_WHAT TO DO_: Look through the data below. Show each line where the string "desc" occurs.

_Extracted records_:
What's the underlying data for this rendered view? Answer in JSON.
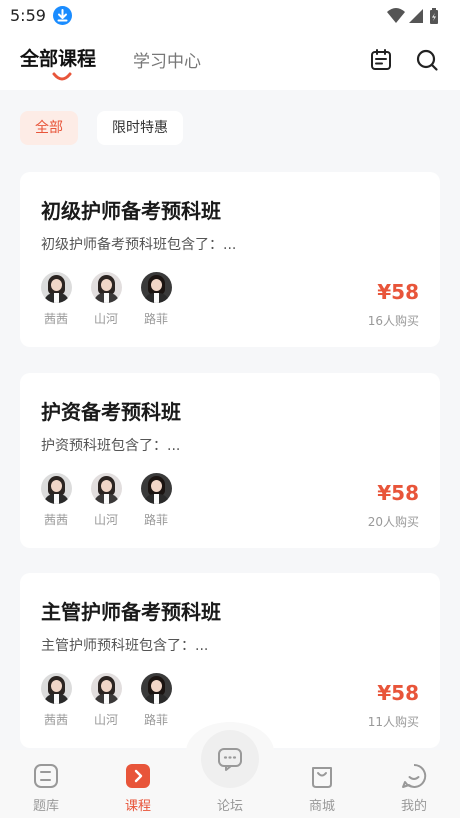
{
  "status_bar": {
    "time": "5:59"
  },
  "header": {
    "tabs": [
      {
        "label": "全部课程",
        "active": true
      },
      {
        "label": "学习中心",
        "active": false
      }
    ],
    "accent_color": "#e8553a"
  },
  "filters": [
    {
      "label": "全部",
      "selected": true
    },
    {
      "label": "限时特惠",
      "selected": false
    }
  ],
  "courses": [
    {
      "title": "初级护师备考预科班",
      "desc": "初级护师备考预科班包含了：...",
      "teachers": [
        "茜茜",
        "山河",
        "路菲"
      ],
      "price": "¥58",
      "buyers": "16人购买"
    },
    {
      "title": "护资备考预科班",
      "desc": "护资预科班包含了：...",
      "teachers": [
        "茜茜",
        "山河",
        "路菲"
      ],
      "price": "¥58",
      "buyers": "20人购买"
    },
    {
      "title": "主管护师备考预科班",
      "desc": "主管护师预科班包含了：...",
      "teachers": [
        "茜茜",
        "山河",
        "路菲"
      ],
      "price": "¥58",
      "buyers": "11人购买"
    }
  ],
  "bottom_nav": [
    {
      "label": "题库",
      "icon": "question-bank-icon",
      "active": false
    },
    {
      "label": "课程",
      "icon": "course-play-icon",
      "active": true
    },
    {
      "label": "论坛",
      "icon": "forum-chat-icon",
      "active": false
    },
    {
      "label": "商城",
      "icon": "mall-bag-icon",
      "active": false
    },
    {
      "label": "我的",
      "icon": "profile-smile-icon",
      "active": false
    }
  ]
}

_WRITTEN ANSWER_:
      "desc": "初级护师备考预科班包含了：...",
      "desc": "护资预科班包含了：...",
      "desc": "主管护师预科班包含了：...",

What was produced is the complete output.